**TESTO DI STUDIO:**
━━━━━━━━━━━━━━━━━━━━

Palla su un ponte – Regola 24-2

La scorsa settimana durante un giro la palla di un giocatore si è fermata su un ponte sopra un ostacolo d’acqua ed è nata una discussione su come fosse corretto procedere. Voi lo sapete?

Se uno non sa cosa si può fare in un caso del genere la cosa migliore è come sempre di giocare la palla come si trova, in modo da non sbagliare mai e in questo specifico caso è anche la cosa giusta da fare.

Per prima cosa diciamo che un ponte, se non definito differentemente da una regola locale è un’ostruzione inamovibile e questo è l’argomento della regola 24-2 del golf.
Solitamente da un’ostruzione inamovibile si ha la possibilità di un free drop ma nel caso in oggetto bisogna andare alla nota 1 della regola 24-2 che dice:
“Se una palla è in un ostacolo d’acqua il giocatore non può ovviare all’interferenza con un’ostruzione inamovibile.
Il giocatore deve giocare la palla come si trova o procedere secondo la regola 26-1 (regola di palla in ostacolo d’acqua)”

La palla su un ponte è in ostacolo d’acqua perché ricordiamo che la sua definizione prevede che i margini di un ostacolo d’acqua si estendano verticalmente verso l’alto e verso il basso.

L’unica differenza fra giocare una palla in ostacolo e giocare una palla su un ponte riguarda la possibilità di poter appoggiare il bastone per terra.
Infatti la decisione delle regole 13-4/30 ci spiega che essendo il ponte un’ostruzione, il bastone può toccarla nell’addressare la palla o nel movimento indietro per il colpo.
Anche toccare il ponte prima di addressare la palla è permesso, dal momento che un’ostruzione in un ostacolo d’acqua non è “terreno dell’ostacolo”.
Questo si applica anche se il ponte è stato dichiarato parte integrante del campo.

━━━━━━━━━━━━━━━━━━━━

**MATERIALE FORNITO:**

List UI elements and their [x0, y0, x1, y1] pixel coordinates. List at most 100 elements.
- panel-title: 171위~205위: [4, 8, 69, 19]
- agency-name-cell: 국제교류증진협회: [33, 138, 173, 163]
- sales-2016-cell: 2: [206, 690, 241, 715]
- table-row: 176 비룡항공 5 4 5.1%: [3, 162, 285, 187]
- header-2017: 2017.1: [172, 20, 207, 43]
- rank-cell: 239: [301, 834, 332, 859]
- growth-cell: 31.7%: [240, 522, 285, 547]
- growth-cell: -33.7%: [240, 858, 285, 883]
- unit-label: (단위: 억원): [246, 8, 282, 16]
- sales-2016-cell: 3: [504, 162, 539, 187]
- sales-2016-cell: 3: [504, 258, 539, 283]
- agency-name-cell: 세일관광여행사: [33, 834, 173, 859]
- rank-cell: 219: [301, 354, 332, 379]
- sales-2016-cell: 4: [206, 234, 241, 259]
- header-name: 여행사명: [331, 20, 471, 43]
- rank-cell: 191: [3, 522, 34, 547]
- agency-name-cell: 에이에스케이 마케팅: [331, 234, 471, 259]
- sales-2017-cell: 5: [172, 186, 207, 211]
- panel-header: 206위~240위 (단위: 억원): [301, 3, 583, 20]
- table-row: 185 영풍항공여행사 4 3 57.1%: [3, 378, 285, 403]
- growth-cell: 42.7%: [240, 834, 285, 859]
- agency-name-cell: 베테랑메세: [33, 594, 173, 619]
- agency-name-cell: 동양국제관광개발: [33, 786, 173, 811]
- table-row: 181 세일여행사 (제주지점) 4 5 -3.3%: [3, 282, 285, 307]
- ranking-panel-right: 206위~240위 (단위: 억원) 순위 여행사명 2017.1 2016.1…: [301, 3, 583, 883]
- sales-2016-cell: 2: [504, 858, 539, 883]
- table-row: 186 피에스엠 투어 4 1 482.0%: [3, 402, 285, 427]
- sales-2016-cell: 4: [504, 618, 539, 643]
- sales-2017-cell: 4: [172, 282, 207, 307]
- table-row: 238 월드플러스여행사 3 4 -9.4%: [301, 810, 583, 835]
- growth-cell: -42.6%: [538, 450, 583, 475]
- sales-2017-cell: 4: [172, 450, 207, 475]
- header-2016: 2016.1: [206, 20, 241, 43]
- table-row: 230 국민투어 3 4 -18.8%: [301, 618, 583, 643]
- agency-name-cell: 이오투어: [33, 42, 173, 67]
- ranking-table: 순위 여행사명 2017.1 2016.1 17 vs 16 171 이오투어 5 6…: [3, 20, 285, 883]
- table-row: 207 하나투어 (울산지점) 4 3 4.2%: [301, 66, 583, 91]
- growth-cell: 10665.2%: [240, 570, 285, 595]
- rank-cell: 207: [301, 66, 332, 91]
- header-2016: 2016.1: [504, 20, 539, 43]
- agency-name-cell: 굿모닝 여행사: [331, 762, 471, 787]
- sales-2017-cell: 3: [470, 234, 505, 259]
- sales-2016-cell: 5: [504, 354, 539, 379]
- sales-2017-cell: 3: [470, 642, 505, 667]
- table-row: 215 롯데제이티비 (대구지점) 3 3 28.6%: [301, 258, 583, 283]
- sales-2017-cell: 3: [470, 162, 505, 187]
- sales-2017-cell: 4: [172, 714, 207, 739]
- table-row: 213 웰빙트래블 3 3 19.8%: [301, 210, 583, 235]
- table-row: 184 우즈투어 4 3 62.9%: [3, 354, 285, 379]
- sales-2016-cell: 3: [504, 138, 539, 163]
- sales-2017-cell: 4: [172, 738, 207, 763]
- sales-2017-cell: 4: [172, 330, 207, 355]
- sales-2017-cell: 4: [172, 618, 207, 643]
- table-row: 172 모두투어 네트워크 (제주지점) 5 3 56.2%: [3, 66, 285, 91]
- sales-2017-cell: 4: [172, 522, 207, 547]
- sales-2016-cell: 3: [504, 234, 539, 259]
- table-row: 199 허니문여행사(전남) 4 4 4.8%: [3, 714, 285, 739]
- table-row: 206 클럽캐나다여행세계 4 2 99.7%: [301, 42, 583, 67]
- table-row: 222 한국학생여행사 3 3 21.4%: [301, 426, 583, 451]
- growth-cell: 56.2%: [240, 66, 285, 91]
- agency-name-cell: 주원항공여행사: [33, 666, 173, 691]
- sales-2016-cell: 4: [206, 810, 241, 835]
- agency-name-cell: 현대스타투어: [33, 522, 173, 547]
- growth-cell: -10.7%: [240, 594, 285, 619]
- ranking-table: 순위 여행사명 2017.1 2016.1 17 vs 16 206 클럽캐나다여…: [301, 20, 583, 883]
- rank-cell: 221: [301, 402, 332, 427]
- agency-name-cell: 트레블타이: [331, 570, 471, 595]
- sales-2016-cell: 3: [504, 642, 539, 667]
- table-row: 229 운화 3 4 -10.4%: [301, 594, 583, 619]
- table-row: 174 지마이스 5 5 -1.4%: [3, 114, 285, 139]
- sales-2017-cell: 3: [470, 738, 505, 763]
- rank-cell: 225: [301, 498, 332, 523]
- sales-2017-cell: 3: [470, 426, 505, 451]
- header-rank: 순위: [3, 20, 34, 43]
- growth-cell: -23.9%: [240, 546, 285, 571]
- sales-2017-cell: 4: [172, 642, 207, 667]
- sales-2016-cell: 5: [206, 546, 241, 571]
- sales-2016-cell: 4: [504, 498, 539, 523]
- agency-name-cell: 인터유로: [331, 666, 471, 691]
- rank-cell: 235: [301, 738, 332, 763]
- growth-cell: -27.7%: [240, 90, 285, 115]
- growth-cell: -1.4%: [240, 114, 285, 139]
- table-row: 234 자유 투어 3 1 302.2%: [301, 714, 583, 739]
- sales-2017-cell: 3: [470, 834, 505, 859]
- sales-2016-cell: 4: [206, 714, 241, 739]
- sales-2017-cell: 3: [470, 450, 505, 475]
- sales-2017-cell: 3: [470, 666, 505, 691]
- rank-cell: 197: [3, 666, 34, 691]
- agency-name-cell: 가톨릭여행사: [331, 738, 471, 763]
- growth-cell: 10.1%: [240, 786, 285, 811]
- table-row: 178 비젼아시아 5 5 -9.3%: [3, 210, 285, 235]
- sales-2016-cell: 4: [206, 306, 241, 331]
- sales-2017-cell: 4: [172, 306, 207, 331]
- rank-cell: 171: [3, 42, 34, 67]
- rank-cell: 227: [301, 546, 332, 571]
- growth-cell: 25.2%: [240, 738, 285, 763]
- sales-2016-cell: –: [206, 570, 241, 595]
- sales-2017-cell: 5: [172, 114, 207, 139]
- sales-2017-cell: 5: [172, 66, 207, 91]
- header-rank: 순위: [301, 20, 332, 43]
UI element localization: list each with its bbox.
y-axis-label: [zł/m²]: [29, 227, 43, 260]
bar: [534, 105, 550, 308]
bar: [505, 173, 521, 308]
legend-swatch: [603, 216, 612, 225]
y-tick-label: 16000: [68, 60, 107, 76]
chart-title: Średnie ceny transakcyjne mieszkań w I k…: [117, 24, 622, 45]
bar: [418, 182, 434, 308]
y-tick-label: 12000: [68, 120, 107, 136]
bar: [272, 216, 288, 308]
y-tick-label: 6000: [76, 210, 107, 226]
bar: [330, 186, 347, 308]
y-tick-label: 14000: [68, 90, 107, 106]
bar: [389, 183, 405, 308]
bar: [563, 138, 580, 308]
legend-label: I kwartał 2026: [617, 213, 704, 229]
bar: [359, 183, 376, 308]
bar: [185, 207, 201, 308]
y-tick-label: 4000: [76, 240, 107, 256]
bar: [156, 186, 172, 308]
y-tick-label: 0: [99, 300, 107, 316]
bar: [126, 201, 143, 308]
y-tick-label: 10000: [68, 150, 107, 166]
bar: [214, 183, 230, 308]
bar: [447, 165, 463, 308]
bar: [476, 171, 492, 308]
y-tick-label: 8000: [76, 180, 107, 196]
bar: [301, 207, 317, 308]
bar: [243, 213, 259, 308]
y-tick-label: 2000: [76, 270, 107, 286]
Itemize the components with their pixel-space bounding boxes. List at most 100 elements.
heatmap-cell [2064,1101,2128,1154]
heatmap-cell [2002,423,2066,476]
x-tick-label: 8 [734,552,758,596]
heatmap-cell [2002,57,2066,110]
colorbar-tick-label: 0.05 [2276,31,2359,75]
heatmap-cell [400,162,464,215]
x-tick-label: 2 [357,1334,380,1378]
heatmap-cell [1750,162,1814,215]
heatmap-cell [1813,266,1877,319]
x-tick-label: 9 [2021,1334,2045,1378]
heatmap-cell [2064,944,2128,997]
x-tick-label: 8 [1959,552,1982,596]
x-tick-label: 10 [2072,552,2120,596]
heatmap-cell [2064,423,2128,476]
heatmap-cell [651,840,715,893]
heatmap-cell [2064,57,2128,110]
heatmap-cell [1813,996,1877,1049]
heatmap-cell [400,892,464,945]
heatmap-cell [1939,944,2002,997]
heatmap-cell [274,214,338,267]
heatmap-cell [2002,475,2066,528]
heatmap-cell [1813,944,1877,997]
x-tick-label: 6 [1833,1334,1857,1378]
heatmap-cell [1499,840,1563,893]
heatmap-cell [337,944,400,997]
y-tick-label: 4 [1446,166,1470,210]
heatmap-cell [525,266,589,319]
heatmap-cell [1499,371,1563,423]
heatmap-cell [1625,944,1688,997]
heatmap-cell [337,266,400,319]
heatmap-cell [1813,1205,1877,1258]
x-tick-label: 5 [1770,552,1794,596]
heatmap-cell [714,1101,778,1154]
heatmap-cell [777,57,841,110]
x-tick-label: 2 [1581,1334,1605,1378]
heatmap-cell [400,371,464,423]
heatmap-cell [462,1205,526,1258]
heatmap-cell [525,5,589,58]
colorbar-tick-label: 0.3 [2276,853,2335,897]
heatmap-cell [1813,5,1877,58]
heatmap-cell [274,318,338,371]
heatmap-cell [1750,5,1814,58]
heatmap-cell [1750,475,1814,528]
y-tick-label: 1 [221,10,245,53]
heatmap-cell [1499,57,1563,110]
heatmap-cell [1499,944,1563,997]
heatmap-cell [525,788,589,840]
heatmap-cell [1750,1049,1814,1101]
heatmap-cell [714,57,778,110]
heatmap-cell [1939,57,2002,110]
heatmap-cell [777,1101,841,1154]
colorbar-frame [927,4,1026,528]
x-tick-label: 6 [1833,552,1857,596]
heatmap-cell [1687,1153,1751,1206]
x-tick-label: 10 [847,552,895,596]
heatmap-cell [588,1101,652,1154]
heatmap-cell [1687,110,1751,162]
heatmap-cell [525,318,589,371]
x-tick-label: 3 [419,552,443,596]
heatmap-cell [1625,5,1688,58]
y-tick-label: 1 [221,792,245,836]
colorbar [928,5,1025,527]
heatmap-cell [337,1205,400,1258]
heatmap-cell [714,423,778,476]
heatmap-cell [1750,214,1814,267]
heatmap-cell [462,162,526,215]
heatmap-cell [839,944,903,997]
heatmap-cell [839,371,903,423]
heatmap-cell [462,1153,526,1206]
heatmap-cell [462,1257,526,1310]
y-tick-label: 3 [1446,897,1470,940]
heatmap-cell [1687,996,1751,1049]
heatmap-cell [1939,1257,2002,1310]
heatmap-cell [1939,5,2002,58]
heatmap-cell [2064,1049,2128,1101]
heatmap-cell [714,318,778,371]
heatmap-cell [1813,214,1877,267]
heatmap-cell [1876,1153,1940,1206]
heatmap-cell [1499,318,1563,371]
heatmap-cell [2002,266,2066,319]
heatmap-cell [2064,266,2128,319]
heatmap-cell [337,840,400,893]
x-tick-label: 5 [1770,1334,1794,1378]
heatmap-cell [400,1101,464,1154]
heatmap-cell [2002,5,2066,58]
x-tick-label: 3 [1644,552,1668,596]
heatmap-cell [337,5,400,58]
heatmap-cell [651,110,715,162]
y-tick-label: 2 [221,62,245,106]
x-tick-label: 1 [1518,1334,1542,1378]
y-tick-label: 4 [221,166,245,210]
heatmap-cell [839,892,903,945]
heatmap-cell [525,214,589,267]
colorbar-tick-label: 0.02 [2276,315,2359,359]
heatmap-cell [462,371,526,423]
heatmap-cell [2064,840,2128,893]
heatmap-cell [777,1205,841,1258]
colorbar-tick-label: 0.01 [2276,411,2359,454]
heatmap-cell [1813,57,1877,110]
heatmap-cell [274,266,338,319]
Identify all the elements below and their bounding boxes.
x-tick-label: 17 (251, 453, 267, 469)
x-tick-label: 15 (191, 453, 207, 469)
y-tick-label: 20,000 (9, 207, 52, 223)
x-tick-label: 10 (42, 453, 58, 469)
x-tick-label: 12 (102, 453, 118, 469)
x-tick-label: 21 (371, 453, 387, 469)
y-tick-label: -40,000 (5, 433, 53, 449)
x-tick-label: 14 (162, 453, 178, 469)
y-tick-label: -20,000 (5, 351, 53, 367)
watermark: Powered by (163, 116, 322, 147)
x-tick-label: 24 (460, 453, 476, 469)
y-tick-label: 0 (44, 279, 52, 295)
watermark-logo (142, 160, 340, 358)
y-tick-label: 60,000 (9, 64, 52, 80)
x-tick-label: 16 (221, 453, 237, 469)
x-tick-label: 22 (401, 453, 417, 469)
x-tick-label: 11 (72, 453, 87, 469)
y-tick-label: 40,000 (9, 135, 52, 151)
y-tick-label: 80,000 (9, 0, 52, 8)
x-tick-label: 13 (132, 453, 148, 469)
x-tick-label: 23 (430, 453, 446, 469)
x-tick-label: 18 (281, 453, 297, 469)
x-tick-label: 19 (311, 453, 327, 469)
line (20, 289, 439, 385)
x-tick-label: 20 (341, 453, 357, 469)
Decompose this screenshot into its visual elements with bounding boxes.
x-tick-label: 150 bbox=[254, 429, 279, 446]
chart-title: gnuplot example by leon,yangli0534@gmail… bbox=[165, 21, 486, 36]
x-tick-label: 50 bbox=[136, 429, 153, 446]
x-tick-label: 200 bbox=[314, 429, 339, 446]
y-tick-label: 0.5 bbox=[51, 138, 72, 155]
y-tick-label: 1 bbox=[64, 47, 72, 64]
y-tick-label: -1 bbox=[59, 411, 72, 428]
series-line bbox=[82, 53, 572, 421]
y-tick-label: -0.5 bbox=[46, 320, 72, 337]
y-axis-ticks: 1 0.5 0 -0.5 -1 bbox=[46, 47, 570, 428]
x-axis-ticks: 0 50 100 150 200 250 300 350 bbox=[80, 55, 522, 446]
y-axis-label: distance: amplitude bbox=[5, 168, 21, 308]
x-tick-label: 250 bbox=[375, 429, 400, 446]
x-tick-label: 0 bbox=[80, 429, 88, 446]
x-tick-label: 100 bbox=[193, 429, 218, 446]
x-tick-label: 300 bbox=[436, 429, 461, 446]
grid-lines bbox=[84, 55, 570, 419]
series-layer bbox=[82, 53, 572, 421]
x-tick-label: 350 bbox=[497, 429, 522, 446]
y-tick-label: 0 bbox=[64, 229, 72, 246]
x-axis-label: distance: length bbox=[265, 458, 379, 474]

━━━━━━━━━━━━━━━━━━━━

**COMPLETA QUANTO SEGUE:**
a – Secondo il testo sulla palla su un ponte, che cos'è un ponte quando una regola locale non lo definisce diversamente?
b – Ricopia dal testo sulla palla su un ponte il brano che comincia dalle parole "La palla su" e si ferma dopo le parole "integrante del campo.".

**RISULTATI:**
a – Un'ostruzione inamovibile.

b –
La palla su un ponte è in ostacolo d’acqua perché ricordiamo che la sua definizione prevede che i margini di un ostacolo d’acqua si estendano verticalmente verso l’alto e verso il basso.

L’unica differenza fra giocare una palla in ostacolo e giocare una palla su un ponte riguarda la possibilità di poter appoggiare il bastone per terra.
Infatti la decisione delle regole 13-4/30 ci spiega che essendo il ponte un’ostruzione, il bastone può toccarla nell’addressare la palla o nel movimento indietro per il colpo.
Anche toccare il ponte prima di addressare la palla è permesso, dal momento che un’ostruzione in un ostacolo d’acqua non è “terreno dell’ostacolo”.
Questo si applica anche se il ponte è stato dichiarato parte integrante del campo.